═════ Extracted text ═════
This is an archive of the discontinued LLVM Phabricator instance.

[OpenMP][Offloading] Replaced default stream with an actual per-device unblocking stream in NVPTX implementation
AbandonedPublic

Authored by tianshilei1992 on Nov 8 2019, 7:53 AM.

Details

Summary

In this patch, default stream is replaced with an actual per-device stream for better performance as there're plenty of constraints in default stream, according to https://developer.download.nvidia.com/CUDA/training/StreamsAndConcurrencyWebinar.pdf. Later I'll enable multiple streams to improve the concurrency.

Diff Detail

Repository
rL LLVM

Event Timeline

tianshilei1992 created this revision.Nov 8 2019, 7:53 AM
Herald added a project: Restricted Project. · View Herald TranscriptNov 8 2019, 7:53 AM
tianshilei1992 retitled this revision from [OpenMP][Offlloading] Replaced default stream with an actual per-device unblocking stream in NVPTX implementation to [OpenMP][Offloading] Replaced default stream with an actual per-device unblocking stream in NVPTX implementation.Nov 8 2019, 7:53 AM
ABataev added a subscriber: ABataev.Nov 8 2019, 8:02 AM
ABataev added inline comments.
openmp/libomptarget/plugins/cuda/src/rtl.cpp
260
  1. Use real type instead of auto
  2. Variables must start with the upper case letter.
═════ Information shown ═════
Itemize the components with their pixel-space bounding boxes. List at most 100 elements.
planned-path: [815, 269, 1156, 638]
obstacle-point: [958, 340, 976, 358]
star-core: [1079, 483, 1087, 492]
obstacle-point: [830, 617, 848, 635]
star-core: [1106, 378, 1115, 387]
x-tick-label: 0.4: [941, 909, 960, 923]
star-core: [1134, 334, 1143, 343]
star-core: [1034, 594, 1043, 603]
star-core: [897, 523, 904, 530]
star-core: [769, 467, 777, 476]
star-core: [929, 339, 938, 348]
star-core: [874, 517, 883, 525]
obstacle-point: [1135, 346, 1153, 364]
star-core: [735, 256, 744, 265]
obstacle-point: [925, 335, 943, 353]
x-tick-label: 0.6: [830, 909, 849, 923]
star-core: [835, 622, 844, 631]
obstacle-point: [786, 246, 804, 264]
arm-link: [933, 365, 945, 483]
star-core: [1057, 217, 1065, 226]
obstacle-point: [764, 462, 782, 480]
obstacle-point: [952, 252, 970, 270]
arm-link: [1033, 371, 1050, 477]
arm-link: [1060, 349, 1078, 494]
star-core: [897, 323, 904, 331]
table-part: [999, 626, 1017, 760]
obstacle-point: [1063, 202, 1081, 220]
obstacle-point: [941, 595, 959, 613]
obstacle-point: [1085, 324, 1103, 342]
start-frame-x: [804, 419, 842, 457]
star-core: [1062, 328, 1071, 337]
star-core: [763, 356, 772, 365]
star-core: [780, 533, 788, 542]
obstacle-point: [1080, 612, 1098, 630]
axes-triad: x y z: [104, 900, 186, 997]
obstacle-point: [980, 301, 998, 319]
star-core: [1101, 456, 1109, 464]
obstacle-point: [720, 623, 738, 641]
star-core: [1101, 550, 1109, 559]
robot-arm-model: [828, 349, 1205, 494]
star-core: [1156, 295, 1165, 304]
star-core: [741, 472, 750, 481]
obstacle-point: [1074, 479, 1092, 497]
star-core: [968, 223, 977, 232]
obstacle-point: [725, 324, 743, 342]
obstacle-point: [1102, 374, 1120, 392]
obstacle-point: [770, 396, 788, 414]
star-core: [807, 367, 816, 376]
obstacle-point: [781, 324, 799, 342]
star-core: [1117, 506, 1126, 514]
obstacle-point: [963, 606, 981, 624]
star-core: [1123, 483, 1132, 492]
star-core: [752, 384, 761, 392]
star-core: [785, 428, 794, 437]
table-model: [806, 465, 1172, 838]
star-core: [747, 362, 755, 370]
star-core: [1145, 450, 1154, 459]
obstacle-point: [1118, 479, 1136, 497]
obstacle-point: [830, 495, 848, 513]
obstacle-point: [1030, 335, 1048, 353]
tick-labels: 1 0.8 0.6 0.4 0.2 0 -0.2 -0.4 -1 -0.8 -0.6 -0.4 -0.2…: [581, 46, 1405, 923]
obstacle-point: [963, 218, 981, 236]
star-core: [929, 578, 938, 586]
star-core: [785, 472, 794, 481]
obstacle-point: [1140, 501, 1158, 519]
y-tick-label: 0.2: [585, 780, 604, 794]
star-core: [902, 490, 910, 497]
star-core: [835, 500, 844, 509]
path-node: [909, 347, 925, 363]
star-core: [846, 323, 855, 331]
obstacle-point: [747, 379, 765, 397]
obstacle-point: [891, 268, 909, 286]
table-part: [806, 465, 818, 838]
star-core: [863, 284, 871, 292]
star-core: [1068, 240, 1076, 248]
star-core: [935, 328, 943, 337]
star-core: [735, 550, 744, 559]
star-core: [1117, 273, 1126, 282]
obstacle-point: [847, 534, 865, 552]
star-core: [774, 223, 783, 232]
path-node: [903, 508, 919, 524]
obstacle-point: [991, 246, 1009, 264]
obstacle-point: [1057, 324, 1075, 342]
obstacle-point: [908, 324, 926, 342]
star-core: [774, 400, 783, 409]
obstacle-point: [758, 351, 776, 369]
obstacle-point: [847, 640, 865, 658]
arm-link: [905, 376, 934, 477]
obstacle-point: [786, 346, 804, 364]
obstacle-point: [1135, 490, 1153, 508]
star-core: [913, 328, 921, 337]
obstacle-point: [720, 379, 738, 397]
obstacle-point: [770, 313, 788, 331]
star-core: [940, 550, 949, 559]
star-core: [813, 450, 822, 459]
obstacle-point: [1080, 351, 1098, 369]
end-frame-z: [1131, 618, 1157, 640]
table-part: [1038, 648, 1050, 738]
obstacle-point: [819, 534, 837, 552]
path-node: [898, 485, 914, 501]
═════
> Given instruction 1:
From the patch review page about replacing the default stream, transcribe everything from "This is an archive" to "2019, 7:53 AM.".
> Given instruction 2:
Using the patch review page about replacing the default stream, decide whether each statement below agrees with it. Answer yes or no for each and quote the words that settle it.
(a) The patch was authored by tianshilei1992 on Nov 8 2019.
(b) The summary says this patch already enables multiple streams.
(c) ABataev's inline comment asks that variables start with a lower case letter.
> Given instruction 3:
Take the patch review page about replacing the default stream further, starting after its last line.

> Written reply 1:
This is an archive of the discontinued LLVM Phabricator instance.

[OpenMP][Offloading] Replaced default stream with an actual per-device unblocking stream in NVPTX implementation
AbandonedPublic

Authored by tianshilei1992 on Nov 8 2019, 7:53 AM.

> Written reply 2:
(a) Yes: "Authored by tianshilei1992 on Nov 8 2019, 7:53 AM."
(b) No: "Later I'll enable multiple streams to improve the concurrency."
(c) No: "Variables must start with the upper case letter."

> Written reply 3:
tianshilei1992 marked an inline comment as done.Nov 8 2019, 8:17 AM
tianshilei1992 added inline comments.
openmp/libomptarget/plugins/cuda/src/rtl.cpp
260

Sure but just to keep align with existing code. Do I need to update existing code as well?

Also, the main question, how does it affect the exiting execution model? What if we have target region in a parallel region, will they be executed asynchronously? We need some tests for this if we don't have such tests.

openmp/libomptarget/plugins/cuda/src/rtl.cpp
260

In a separate patch, please

tianshilei1992 marked an inline comment as not done.Nov 8 2019, 8:37 AM

Also, the main question, how does it affect the exiting execution model? What if we have target region in a parallel region, will they be executed asynchronously? We need some tests for this if we don't have such tests.

According to https://developer.download.nvidia.com/CUDA/training/StreamsAndConcurrencyWebinar.pdf, non-default stream can improve performance. This is actually the first step to use multiple streams I'm gonna implement later.

Also, the main question, how does it affect the exiting execution model? What if we have target region in a parallel region, will they be executed asynchronously? We need some tests for this if we don't have such tests.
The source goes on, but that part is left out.